**Task directions:** Output every record below exactly as it appears.

Figure contents as structured data:
______

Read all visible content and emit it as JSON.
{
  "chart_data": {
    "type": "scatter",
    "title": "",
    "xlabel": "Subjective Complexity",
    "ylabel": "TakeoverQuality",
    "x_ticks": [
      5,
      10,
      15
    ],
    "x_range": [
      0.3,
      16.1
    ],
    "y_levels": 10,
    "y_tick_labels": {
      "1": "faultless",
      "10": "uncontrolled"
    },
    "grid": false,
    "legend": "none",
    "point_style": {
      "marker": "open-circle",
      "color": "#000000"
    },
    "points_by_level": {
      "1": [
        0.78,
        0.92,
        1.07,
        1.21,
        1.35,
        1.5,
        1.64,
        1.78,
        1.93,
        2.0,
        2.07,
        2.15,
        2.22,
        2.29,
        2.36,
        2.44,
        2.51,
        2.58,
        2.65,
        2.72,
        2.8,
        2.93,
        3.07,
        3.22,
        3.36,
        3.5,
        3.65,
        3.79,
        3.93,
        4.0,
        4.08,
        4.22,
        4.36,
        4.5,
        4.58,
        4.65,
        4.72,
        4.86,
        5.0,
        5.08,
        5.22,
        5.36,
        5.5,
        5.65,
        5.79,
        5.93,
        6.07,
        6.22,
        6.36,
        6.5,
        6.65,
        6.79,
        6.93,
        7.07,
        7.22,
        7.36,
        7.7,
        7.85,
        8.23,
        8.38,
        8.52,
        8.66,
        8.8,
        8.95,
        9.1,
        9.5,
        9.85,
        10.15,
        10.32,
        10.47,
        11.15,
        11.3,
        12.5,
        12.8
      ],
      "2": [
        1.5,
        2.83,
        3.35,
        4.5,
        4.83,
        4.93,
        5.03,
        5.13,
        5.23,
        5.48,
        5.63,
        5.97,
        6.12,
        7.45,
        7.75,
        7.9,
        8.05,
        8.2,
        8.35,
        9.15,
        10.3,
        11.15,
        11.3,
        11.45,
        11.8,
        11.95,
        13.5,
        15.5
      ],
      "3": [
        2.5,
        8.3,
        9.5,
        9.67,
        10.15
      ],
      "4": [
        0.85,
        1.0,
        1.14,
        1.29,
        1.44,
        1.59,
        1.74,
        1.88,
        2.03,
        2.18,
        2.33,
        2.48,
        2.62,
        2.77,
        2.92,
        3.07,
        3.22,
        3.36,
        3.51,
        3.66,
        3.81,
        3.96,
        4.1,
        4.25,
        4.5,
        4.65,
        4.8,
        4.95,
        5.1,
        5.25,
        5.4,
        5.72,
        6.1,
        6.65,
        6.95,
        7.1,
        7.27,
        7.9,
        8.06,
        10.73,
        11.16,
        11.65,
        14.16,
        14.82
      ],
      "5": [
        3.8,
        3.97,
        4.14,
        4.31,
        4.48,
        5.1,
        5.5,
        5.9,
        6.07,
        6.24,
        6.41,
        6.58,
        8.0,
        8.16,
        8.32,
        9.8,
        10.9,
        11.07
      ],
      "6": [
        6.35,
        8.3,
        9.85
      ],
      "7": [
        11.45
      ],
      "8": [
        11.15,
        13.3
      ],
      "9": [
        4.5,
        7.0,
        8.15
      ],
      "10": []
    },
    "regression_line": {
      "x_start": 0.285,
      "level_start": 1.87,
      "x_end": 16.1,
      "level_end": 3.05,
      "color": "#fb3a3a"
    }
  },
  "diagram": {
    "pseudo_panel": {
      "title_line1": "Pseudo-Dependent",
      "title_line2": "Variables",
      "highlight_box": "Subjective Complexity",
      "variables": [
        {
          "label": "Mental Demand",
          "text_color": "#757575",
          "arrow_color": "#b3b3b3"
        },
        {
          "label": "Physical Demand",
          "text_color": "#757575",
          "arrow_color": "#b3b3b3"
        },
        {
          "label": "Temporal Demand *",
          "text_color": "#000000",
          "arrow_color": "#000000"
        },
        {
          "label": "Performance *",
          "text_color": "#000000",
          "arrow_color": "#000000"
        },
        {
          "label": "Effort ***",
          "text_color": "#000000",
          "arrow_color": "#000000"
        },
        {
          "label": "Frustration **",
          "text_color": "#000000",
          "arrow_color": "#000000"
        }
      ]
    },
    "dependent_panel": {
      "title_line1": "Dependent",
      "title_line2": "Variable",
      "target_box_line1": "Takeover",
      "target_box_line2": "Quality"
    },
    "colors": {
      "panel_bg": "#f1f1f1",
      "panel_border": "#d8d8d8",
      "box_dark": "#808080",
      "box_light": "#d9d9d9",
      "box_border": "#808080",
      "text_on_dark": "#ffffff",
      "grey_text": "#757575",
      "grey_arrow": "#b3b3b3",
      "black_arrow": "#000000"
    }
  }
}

______

**Task response:**
Read all visible content and emit it as JSON.
{
  "chart_data": {
    "type": "scatter",
    "title": "",
    "xlabel": "Subjective Complexity",
    "ylabel": "TakeoverQuality",
    "x_ticks": [
      5,
      10,
      15
    ],
    "x_range": [
      0.3,
      16.1
    ],
    "y_levels": 10,
    "y_tick_labels": {
      "1": "faultless",
      "10": "uncontrolled"
    },
    "grid": false,
    "legend": "none",
    "point_style": {
      "marker": "open-circle",
      "color": "#000000"
    },
    "points_by_level": {
      "1": [
        0.78,
        0.92,
        1.07,
        1.21,
        1.35,
        1.5,
        1.64,
        1.78,
        1.93,
        2.0,
        2.07,
        2.15,
        2.22,
        2.29,
        2.36,
        2.44,
        2.51,
        2.58,
        2.65,
        2.72,
        2.8,
        2.93,
        3.07,
        3.22,
        3.36,
        3.5,
        3.65,
        3.79,
        3.93,
        4.0,
        4.08,
        4.22,
        4.36,
        4.5,
        4.58,
        4.65,
        4.72,
        4.86,
        5.0,
        5.08,
        5.22,
        5.36,
        5.5,
        5.65,
        5.79,
        5.93,
        6.07,
        6.22,
        6.36,
        6.5,
        6.65,
        6.79,
        6.93,
        7.07,
        7.22,
        7.36,
        7.7,
        7.85,
        8.23,
        8.38,
        8.52,
        8.66,
        8.8,
        8.95,
        9.1,
        9.5,
        9.85,
        10.15,
        10.32,
        10.47,
        11.15,
        11.3,
        12.5,
        12.8
      ],
      "2": [
        1.5,
        2.83,
        3.35,
        4.5,
        4.83,
        4.93,
        5.03,
        5.13,
        5.23,
        5.48,
        5.63,
        5.97,
        6.12,
        7.45,
        7.75,
        7.9,
        8.05,
        8.2,
        8.35,
        9.15,
        10.3,
        11.15,
        11.3,
        11.45,
        11.8,
        11.95,
        13.5,
        15.5
      ],
      "3": [
        2.5,
        8.3,
        9.5,
        9.67,
        10.15
      ],
      "4": [
        0.85,
        1.0,
        1.14,
        1.29,
        1.44,
        1.59,
        1.74,
        1.88,
        2.03,
        2.18,
        2.33,
        2.48,
        2.62,
        2.77,
        2.92,
        3.07,
        3.22,
        3.36,
        3.51,
        3.66,
        3.81,
        3.96,
        4.1,
        4.25,
        4.5,
        4.65,
        4.8,
        4.95,
        5.1,
        5.25,
        5.4,
        5.72,
        6.1,
        6.65,
        6.95,
        7.1,
        7.27,
        7.9,
        8.06,
        10.73,
        11.16,
        11.65,
        14.16,
        14.82
      ],
      "5": [
        3.8,
        3.97,
        4.14,
        4.31,
        4.48,
        5.1,
        5.5,
        5.9,
        6.07,
        6.24,
        6.41,
        6.58,
        8.0,
        8.16,
        8.32,
        9.8,
        10.9,
        11.07
      ],
      "6": [
        6.35,
        8.3,
        9.85
      ],
      "7": [
        11.45
      ],
      "8": [
        11.15,
        13.3
      ],
      "9": [
        4.5,
        7.0,
        8.15
      ],
      "10": []
    },
    "regression_line": {
      "x_start": 0.285,
      "level_start": 1.87,
      "x_end": 16.1,
      "level_end": 3.05,
      "color": "#fb3a3a"
    }
  },
  "diagram": {
    "pseudo_panel": {
      "title_line1": "Pseudo-Dependent",
      "title_line2": "Variables",
      "highlight_box": "Subjective Complexity",
      "variables": [
        {
          "label": "Mental Demand",
          "text_color": "#757575",
          "arrow_color": "#b3b3b3"
        },
        {
          "label": "Physical Demand",
          "text_color": "#757575",
          "arrow_color": "#b3b3b3"
        },
        {
          "label": "Temporal Demand *",
          "text_color": "#000000",
          "arrow_color": "#000000"
        },
        {
          "label": "Performance *",
          "text_color": "#000000",
          "arrow_color": "#000000"
        },
        {
          "label": "Effort ***",
          "text_color": "#000000",
          "arrow_color": "#000000"
        },
        {
          "label": "Frustration **",
          "text_color": "#000000",
          "arrow_color": "#000000"
        }
      ]
    },
    "dependent_panel": {
      "title_line1": "Dependent",
      "title_line2": "Variable",
      "target_box_line1": "Takeover",
      "target_box_line2": "Quality"
    },
    "colors": {
      "panel_bg": "#f1f1f1",
      "panel_border": "#d8d8d8",
      "box_dark": "#808080",
      "box_light": "#d9d9d9",
      "box_border": "#808080",
      "text_on_dark": "#ffffff",
      "grey_text": "#757575",
      "grey_arrow": "#b3b3b3",
      "black_arrow": "#000000"
    }
  }
}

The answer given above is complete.